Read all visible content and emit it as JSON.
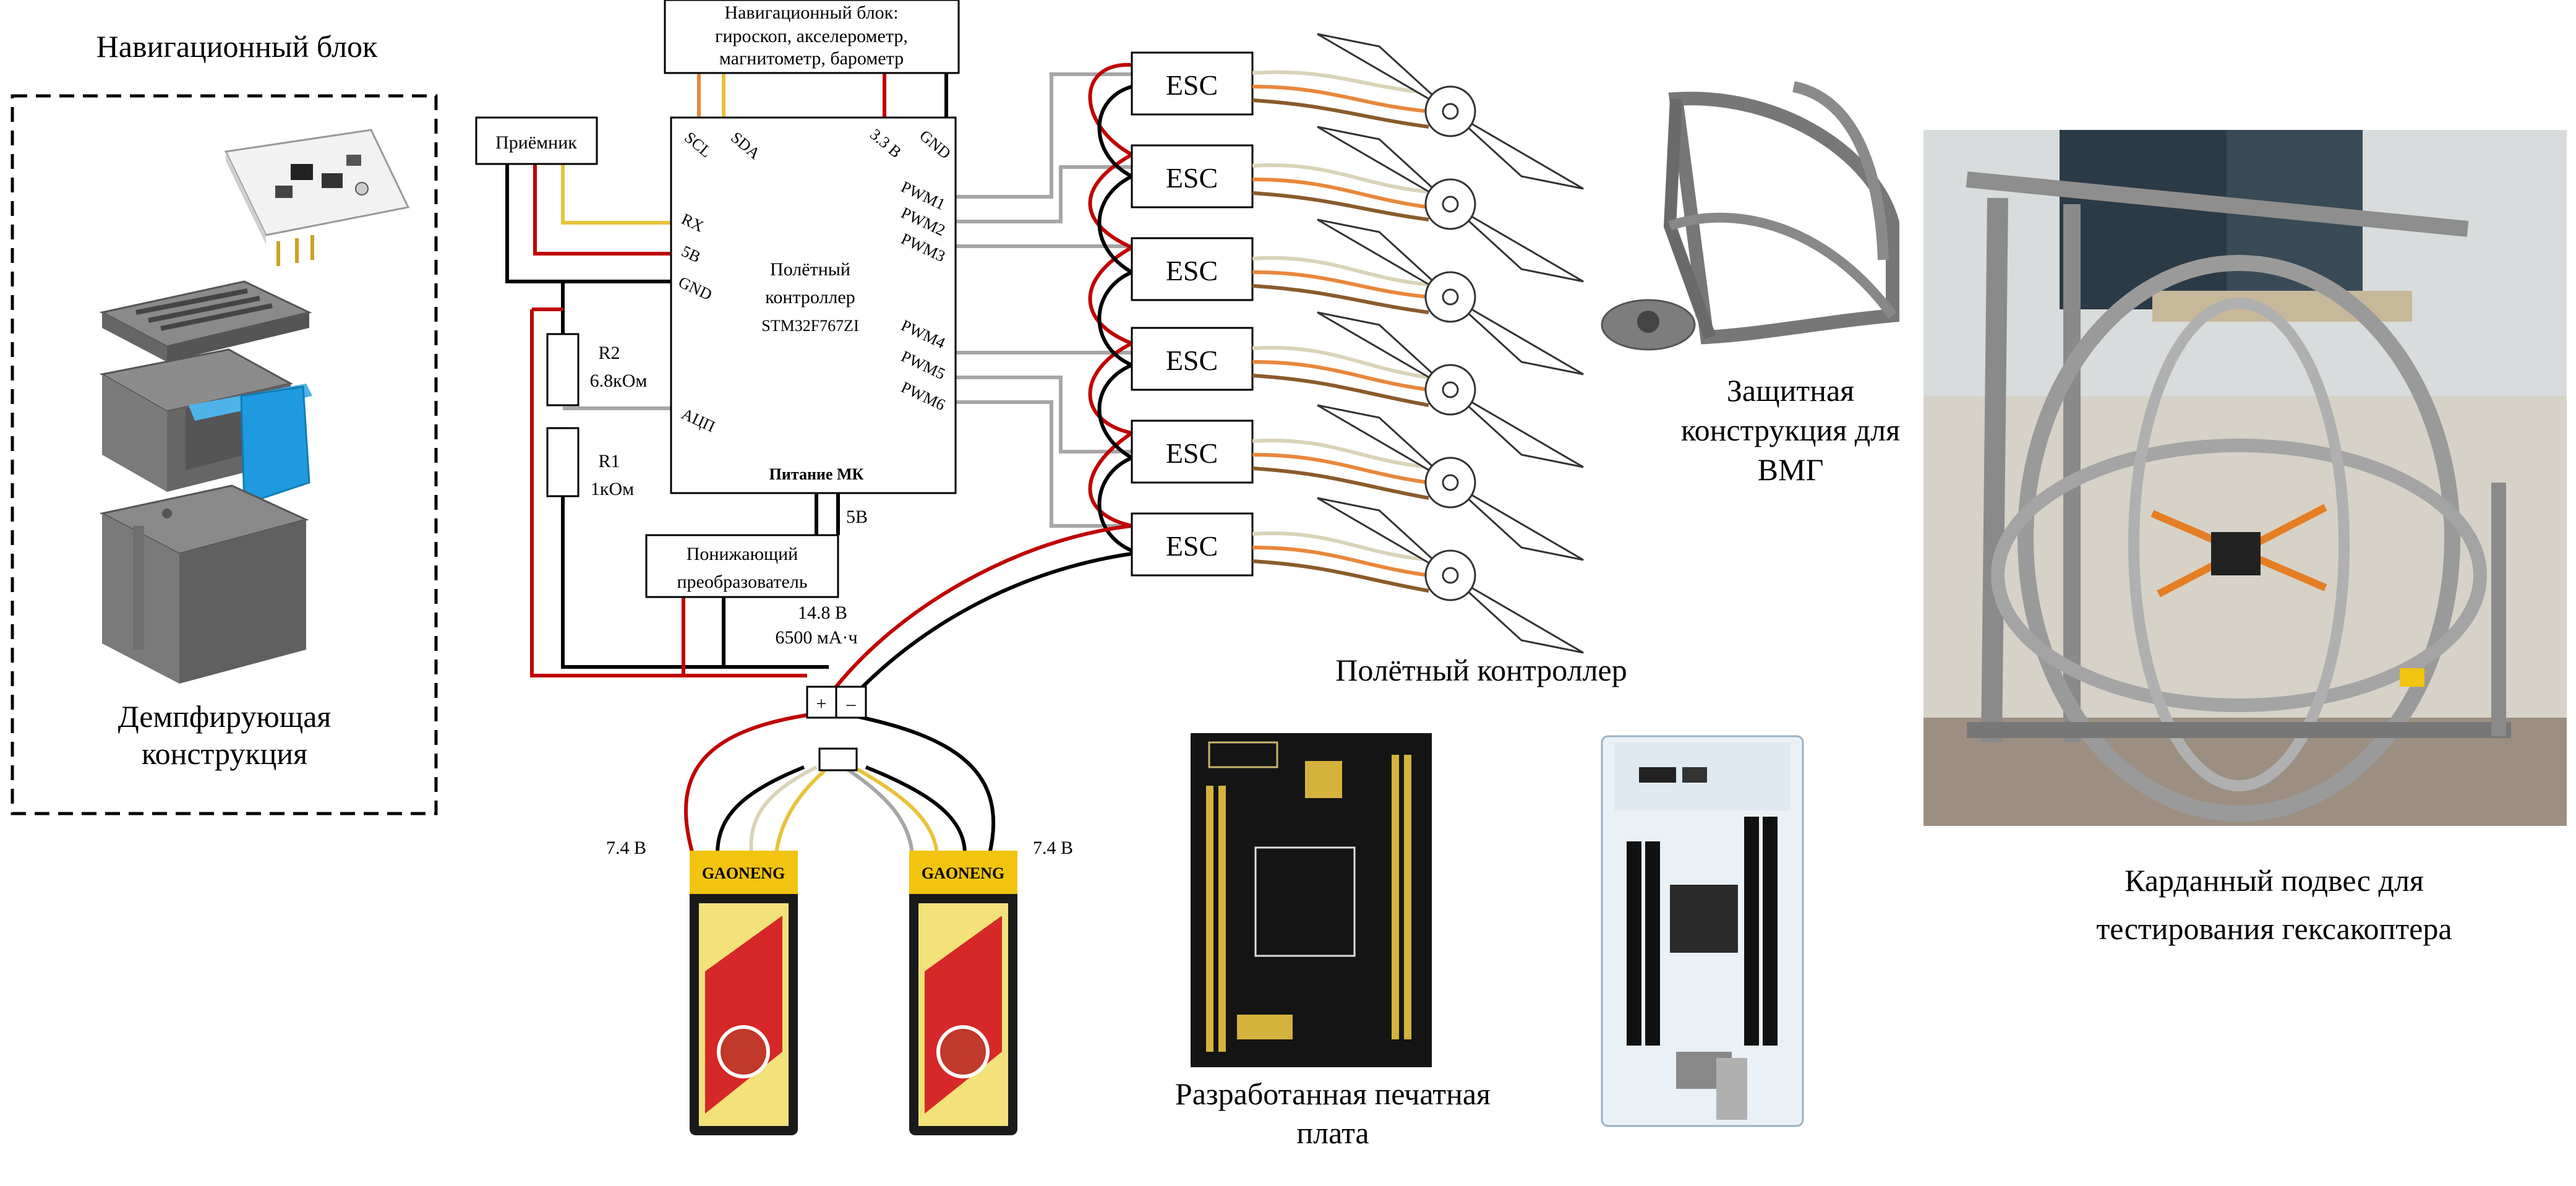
{
  "captions": {
    "nav_block": "Навигационный блок",
    "damping_line1": "Демпфирующая",
    "damping_line2": "конструкция",
    "protect_line1": "Защитная",
    "protect_line2": "конструкция для",
    "protect_line3": "ВМГ",
    "flight_controller": "Полётный контроллер",
    "pcb_line1": "Разработанная печатная",
    "pcb_line2": "плата",
    "gimbal_line1": "Карданный подвес для",
    "gimbal_line2": "тестирования гексакоптера"
  },
  "schematic": {
    "nav_box_line1": "Навигационный блок:",
    "nav_box_line2": "гироскоп, акселерометр,",
    "nav_box_line3": "магнитометр, барометр",
    "receiver": "Приёмник",
    "fc_line1": "Полётный",
    "fc_line2": "контроллер",
    "fc_model": "STM32F767ZI",
    "fc_power": "Питание МК",
    "pins": {
      "scl": "SCL",
      "sda": "SDA",
      "v33": "3.3 В",
      "gnd_top": "GND",
      "rx": "RX",
      "v5": "5В",
      "gnd_left": "GND",
      "adc": "АЦП",
      "pwm": [
        "PWM1",
        "PWM2",
        "PWM3",
        "PWM4",
        "PWM5",
        "PWM6"
      ]
    },
    "r2_name": "R2",
    "r2_value": "6.8кОм",
    "r1_name": "R1",
    "r1_value": "1кОм",
    "converter_line1": "Понижающий",
    "converter_line2": "преобразователь",
    "v5_label": "5В",
    "battery_voltage": "14.8 В",
    "battery_capacity": "6500 мА·ч",
    "plus": "+",
    "minus": "–",
    "esc_label": "ESC",
    "cell_left": "7.4 В",
    "cell_right": "7.4 В",
    "battery_brand": "GAONENG"
  },
  "colors": {
    "red_wire": "#c00000",
    "black_wire": "#000000",
    "gray_wire": "#a6a6a6",
    "yellow_wire": "#e7c23a",
    "orange_wire": "#e8873a",
    "blue_part": "#1e9be0",
    "gray_part": "#6b6b6b"
  }
}
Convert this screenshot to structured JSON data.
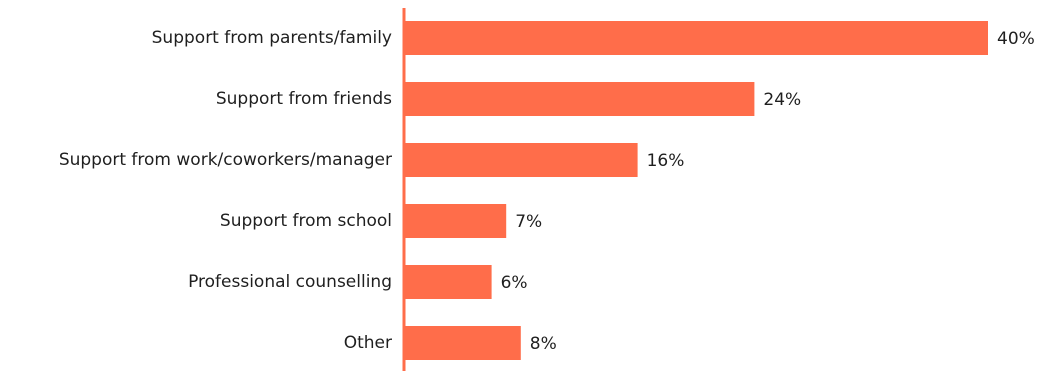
{
  "chart_data": {
    "type": "bar",
    "orientation": "horizontal",
    "categories": [
      "Support from parents/family",
      "Support from friends",
      "Support from work/coworkers/manager",
      "Support from school",
      "Professional counselling",
      "Other"
    ],
    "values": [
      40,
      24,
      16,
      7,
      6,
      8
    ],
    "value_labels": [
      "40%",
      "24%",
      "16%",
      "7%",
      "6%",
      "8%"
    ],
    "unit": "%",
    "xlim": [
      0,
      40
    ],
    "grid": false,
    "legend": "none",
    "title": "",
    "xlabel": "",
    "ylabel": "",
    "colors": {
      "bar": "#FF6D4A",
      "axis": "#FF6D4A",
      "text": "#1f1f1f"
    }
  }
}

○ ○ ○

Write out the records above exactly as they stand, leaving out every picture.

Read all visible content and emit it as JSON.
{
  "captions": {
    "nav_block": "Навигационный блок",
    "damping_line1": "Демпфирующая",
    "damping_line2": "конструкция",
    "protect_line1": "Защитная",
    "protect_line2": "конструкция для",
    "protect_line3": "ВМГ",
    "flight_controller": "Полётный контроллер",
    "pcb_line1": "Разработанная печатная",
    "pcb_line2": "плата",
    "gimbal_line1": "Карданный подвес для",
    "gimbal_line2": "тестирования гексакоптера"
  },
  "schematic": {
    "nav_box_line1": "Навигационный блок:",
    "nav_box_line2": "гироскоп, акселерометр,",
    "nav_box_line3": "магнитометр, барометр",
    "receiver": "Приёмник",
    "fc_line1": "Полётный",
    "fc_line2": "контроллер",
    "fc_model": "STM32F767ZI",
    "fc_power": "Питание МК",
    "pins": {
      "scl": "SCL",
      "sda": "SDA",
      "v33": "3.3 В",
      "gnd_top": "GND",
      "rx": "RX",
      "v5": "5В",
      "gnd_left": "GND",
      "adc": "АЦП",
      "pwm": [
        "PWM1",
        "PWM2",
        "PWM3",
        "PWM4",
        "PWM5",
        "PWM6"
      ]
    },
    "r2_name": "R2",
    "r2_value": "6.8кОм",
    "r1_name": "R1",
    "r1_value": "1кОм",
    "converter_line1": "Понижающий",
    "converter_line2": "преобразователь",
    "v5_label": "5В",
    "battery_voltage": "14.8 В",
    "battery_capacity": "6500 мА·ч",
    "plus": "+",
    "minus": "–",
    "esc_label": "ESC",
    "cell_left": "7.4 В",
    "cell_right": "7.4 В",
    "battery_brand": "GAONENG"
  },
  "colors": {
    "red_wire": "#c00000",
    "black_wire": "#000000",
    "gray_wire": "#a6a6a6",
    "yellow_wire": "#e7c23a",
    "orange_wire": "#e8873a",
    "blue_part": "#1e9be0",
    "gray_part": "#6b6b6b"
  }
}
Convert this screenshot to structured JSON data.
{
  "chart_data": {
    "type": "bar",
    "orientation": "horizontal",
    "categories": [
      "Support from parents/family",
      "Support from friends",
      "Support from work/coworkers/manager",
      "Support from school",
      "Professional counselling",
      "Other"
    ],
    "values": [
      40,
      24,
      16,
      7,
      6,
      8
    ],
    "value_labels": [
      "40%",
      "24%",
      "16%",
      "7%",
      "6%",
      "8%"
    ],
    "unit": "%",
    "xlim": [
      0,
      40
    ],
    "grid": false,
    "legend": "none",
    "title": "",
    "xlabel": "",
    "ylabel": "",
    "colors": {
      "bar": "#FF6D4A",
      "axis": "#FF6D4A",
      "text": "#1f1f1f"
    }
  }
}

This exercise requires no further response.